Begin

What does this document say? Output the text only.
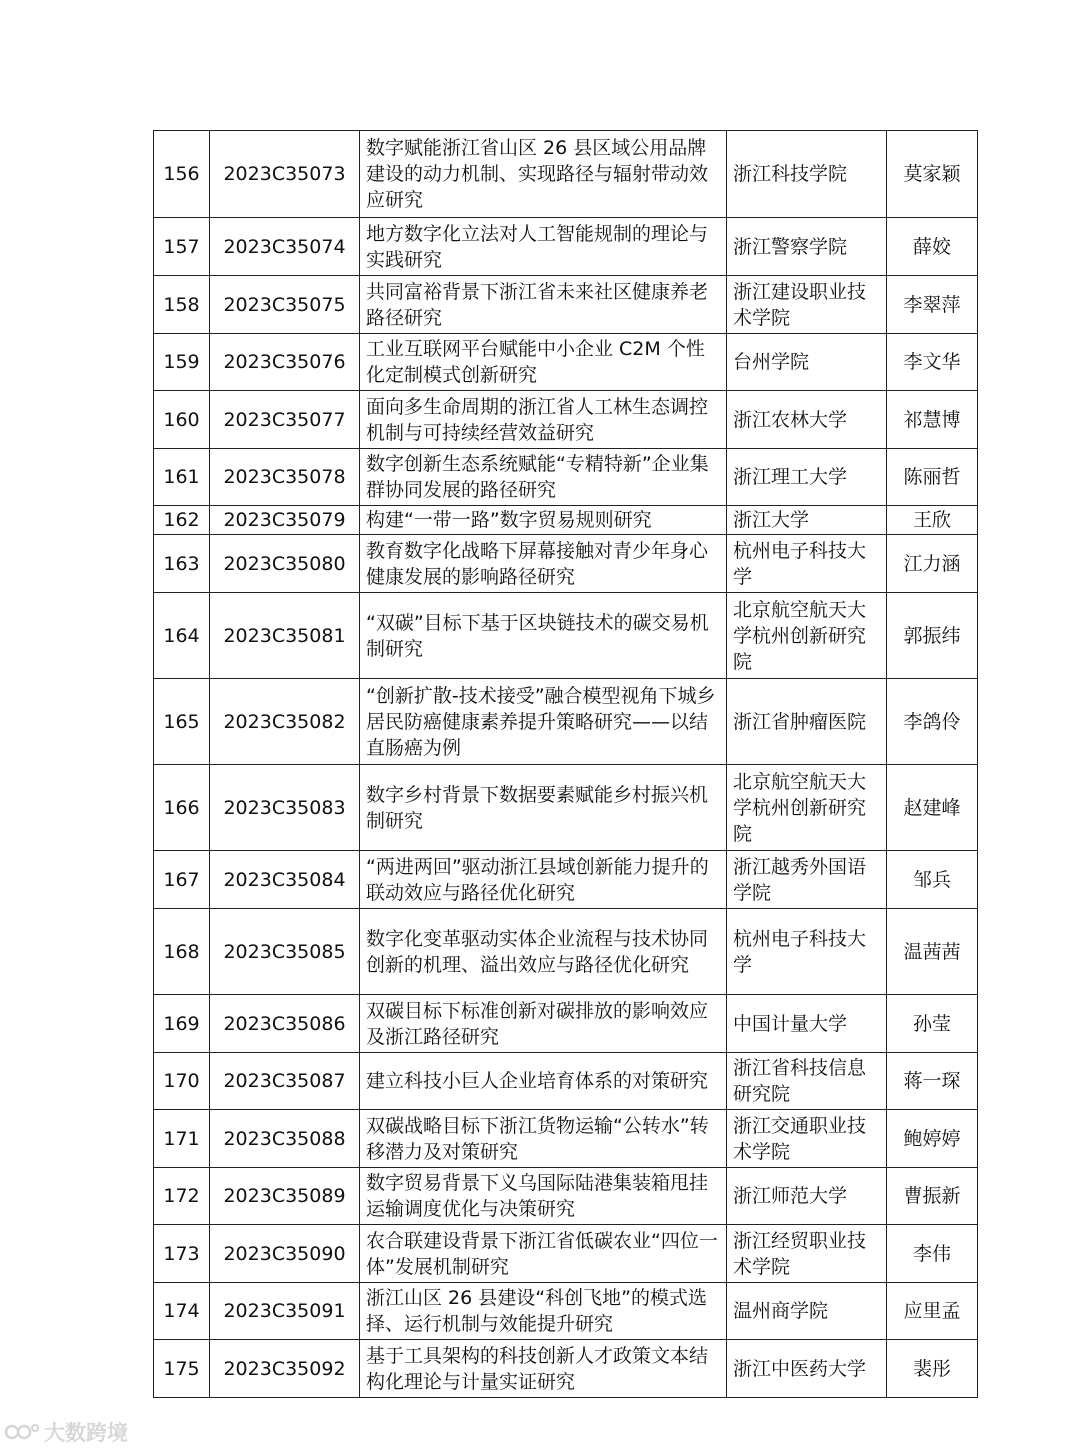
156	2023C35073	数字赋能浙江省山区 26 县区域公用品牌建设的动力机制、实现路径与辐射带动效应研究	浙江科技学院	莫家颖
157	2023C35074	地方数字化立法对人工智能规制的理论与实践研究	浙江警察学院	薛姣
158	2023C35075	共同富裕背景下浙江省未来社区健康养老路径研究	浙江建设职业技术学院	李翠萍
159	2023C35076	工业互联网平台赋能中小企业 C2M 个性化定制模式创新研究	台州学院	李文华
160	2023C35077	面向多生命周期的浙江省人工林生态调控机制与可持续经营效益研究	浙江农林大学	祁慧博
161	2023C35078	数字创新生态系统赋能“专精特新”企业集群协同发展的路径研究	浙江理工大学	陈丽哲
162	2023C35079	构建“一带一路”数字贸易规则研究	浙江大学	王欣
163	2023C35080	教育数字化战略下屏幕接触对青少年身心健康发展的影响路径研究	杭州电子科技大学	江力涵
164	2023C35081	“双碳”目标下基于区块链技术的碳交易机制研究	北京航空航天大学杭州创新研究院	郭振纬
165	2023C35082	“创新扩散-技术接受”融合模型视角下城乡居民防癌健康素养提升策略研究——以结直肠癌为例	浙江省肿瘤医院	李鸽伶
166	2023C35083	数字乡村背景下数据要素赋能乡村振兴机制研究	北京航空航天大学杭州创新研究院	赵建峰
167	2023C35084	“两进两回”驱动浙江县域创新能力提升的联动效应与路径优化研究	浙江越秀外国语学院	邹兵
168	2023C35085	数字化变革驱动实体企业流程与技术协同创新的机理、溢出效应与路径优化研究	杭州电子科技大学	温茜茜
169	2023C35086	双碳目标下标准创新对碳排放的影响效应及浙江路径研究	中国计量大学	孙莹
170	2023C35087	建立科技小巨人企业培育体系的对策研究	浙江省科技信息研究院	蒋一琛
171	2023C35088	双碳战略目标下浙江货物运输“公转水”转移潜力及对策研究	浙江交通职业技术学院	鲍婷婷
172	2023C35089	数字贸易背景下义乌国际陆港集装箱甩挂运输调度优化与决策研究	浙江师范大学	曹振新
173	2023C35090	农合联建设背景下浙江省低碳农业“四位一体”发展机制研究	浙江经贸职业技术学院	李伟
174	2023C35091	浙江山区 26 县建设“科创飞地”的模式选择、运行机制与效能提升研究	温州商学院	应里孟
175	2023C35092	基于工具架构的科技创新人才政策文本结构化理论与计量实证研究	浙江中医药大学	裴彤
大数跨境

End

*Work instructions*: Every entry must be reproduced exactly, with the images left out.

*Answer*:
What does this document say? Output the text only.
156	2023C35073	数字赋能浙江省山区 26 县区域公用品牌建设的动力机制、实现路径与辐射带动效应研究	浙江科技学院	莫家颖
157	2023C35074	地方数字化立法对人工智能规制的理论与实践研究	浙江警察学院	薛姣
158	2023C35075	共同富裕背景下浙江省未来社区健康养老路径研究	浙江建设职业技术学院	李翠萍
159	2023C35076	工业互联网平台赋能中小企业 C2M 个性化定制模式创新研究	台州学院	李文华
160	2023C35077	面向多生命周期的浙江省人工林生态调控机制与可持续经营效益研究	浙江农林大学	祁慧博
161	2023C35078	数字创新生态系统赋能“专精特新”企业集群协同发展的路径研究	浙江理工大学	陈丽哲
162	2023C35079	构建“一带一路”数字贸易规则研究	浙江大学	王欣
163	2023C35080	教育数字化战略下屏幕接触对青少年身心健康发展的影响路径研究	杭州电子科技大学	江力涵
164	2023C35081	“双碳”目标下基于区块链技术的碳交易机制研究	北京航空航天大学杭州创新研究院	郭振纬
165	2023C35082	“创新扩散-技术接受”融合模型视角下城乡居民防癌健康素养提升策略研究——以结直肠癌为例	浙江省肿瘤医院	李鸽伶
166	2023C35083	数字乡村背景下数据要素赋能乡村振兴机制研究	北京航空航天大学杭州创新研究院	赵建峰
167	2023C35084	“两进两回”驱动浙江县域创新能力提升的联动效应与路径优化研究	浙江越秀外国语学院	邹兵
168	2023C35085	数字化变革驱动实体企业流程与技术协同创新的机理、溢出效应与路径优化研究	杭州电子科技大学	温茜茜
169	2023C35086	双碳目标下标准创新对碳排放的影响效应及浙江路径研究	中国计量大学	孙莹
170	2023C35087	建立科技小巨人企业培育体系的对策研究	浙江省科技信息研究院	蒋一琛
171	2023C35088	双碳战略目标下浙江货物运输“公转水”转移潜力及对策研究	浙江交通职业技术学院	鲍婷婷
172	2023C35089	数字贸易背景下义乌国际陆港集装箱甩挂运输调度优化与决策研究	浙江师范大学	曹振新
173	2023C35090	农合联建设背景下浙江省低碳农业“四位一体”发展机制研究	浙江经贸职业技术学院	李伟
174	2023C35091	浙江山区 26 县建设“科创飞地”的模式选择、运行机制与效能提升研究	温州商学院	应里孟
175	2023C35092	基于工具架构的科技创新人才政策文本结构化理论与计量实证研究	浙江中医药大学	裴彤
大数跨境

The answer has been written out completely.